What to work on: Throughout the records below, find each line holding "Ware" and copy it.

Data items
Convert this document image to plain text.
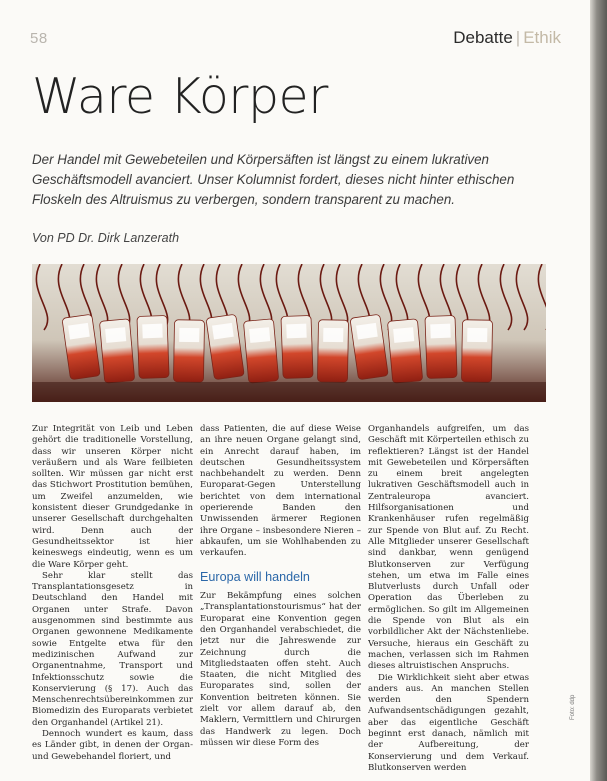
58	Debatte | Ethik
Ware Körper

Der Handel mit Gewebeteilen und Körpersäften ist längst zu einem lukrativen Geschäftsmodell avanciert. Unser Kolumnist fordert, dieses nicht hinter ethischen Floskeln des Altruismus zu verbergen, sondern transparent zu machen.

Von PD Dr. Dirk Lanzerath

Zur Integrität von Leib und Leben gehört die traditionelle Vorstellung, dass wir unseren Körper nicht veräußern und als Ware feilbieten sollten. Wir müssen gar nicht erst das Stichwort Prostitution bemühen, um Zweifel anzumelden, wie konsistent dieser Grundgedanke in unserer Gesellschaft durchgehalten wird. Denn auch der Gesundheitssektor ist hier keineswegs eindeutig, wenn es um die Ware Körper geht.

Sehr klar stellt das Transplantationsgesetz in Deutschland den Handel mit Organen unter Strafe. Davon ausgenommen sind bestimmte aus Organen gewonnene Medikamente sowie Entgelte etwa für den medizinischen Aufwand zur Organentnahme, Transport und Infektionsschutz sowie die Konservierung (§ 17). Auch das Menschenrechtsübereinkommen zur Biomedizin des Europarats verbietet den Organhandel (Artikel 21).

Dennoch wundert es kaum, dass es Länder gibt, in denen der Organ- und Gewebehandel floriert, und

dass Patienten, die auf diese Weise an ihre neuen Organe gelangt sind, ein Anrecht darauf haben, im deutschen Gesundheitssystem nachbehandelt zu werden. Denn Europarat-Gegen Unterstellung berichtet von dem international operierende Banden den Unwissenden ärmerer Regionen ihre Organe – insbesondere Nieren – abkaufen, um sie Wohlhabenden zu verkaufen.

Europa will handeln

Zur Bekämpfung eines solchen „Transplantationstourismus“ hat der Europarat eine Konvention gegen den Organhandel verabschiedet, die jetzt nur die Jahreswende zur Zeichnung durch die Mitgliedstaaten offen steht. Auch Staaten, die nicht Mitglied des Europarates sind, sollen der Konvention beitreten können. Sie zielt vor allem darauf ab, den Maklern, Vermittlern und Chirurgen das Handwerk zu legen. Doch müssen wir diese Form des

Organhandels aufgreifen, um das Geschäft mit Körperteilen ethisch zu reflektieren? Längst ist der Handel mit Gewebeteilen und Körpersäften zu einem breit angelegten lukrativen Geschäftsmodell auch in Zentraleuropa avanciert. Hilfsorganisationen und Krankenhäuser rufen regelmäßig zur Spende von Blut auf. Zu Recht. Alle Mitglieder unserer Gesellschaft sind dankbar, wenn genügend Blutkonserven zur Verfügung stehen, um etwa im Falle eines Blutverlusts durch Unfall oder Operation das Überleben zu ermöglichen. So gilt im Allgemeinen die Spende von Blut als ein vorbildlicher Akt der Nächstenliebe. Versuche, hieraus ein Geschäft zu machen, verlassen sich im Rahmen dieses altruistischen Anspruchs.

Die Wirklichkeit sieht aber etwas anders aus. An manchen Stellen werden den Spendern Aufwandsentschädigungen gezahlt, aber das eigentliche Geschäft beginnt erst danach, nämlich mit der Aufbereitung, der Konservierung und dem Verkauf. Blutkonserven werden

Foto: ddp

Exercise output:
Ware Körper
Zur Integrität von Leib und Leben gehört die traditionelle Vorstellung, dass wir unseren Körper nicht veräußern und als Ware feilbieten sollten. Wir müssen gar nicht erst das Stichwort Prostitution bemühen, um Zweifel anzumelden, wie konsistent dieser Grundgedanke in unserer Gesellschaft durchgehalten wird. Denn auch der Gesundheitssektor ist hier keineswegs eindeutig, wenn es um die Ware Körper geht.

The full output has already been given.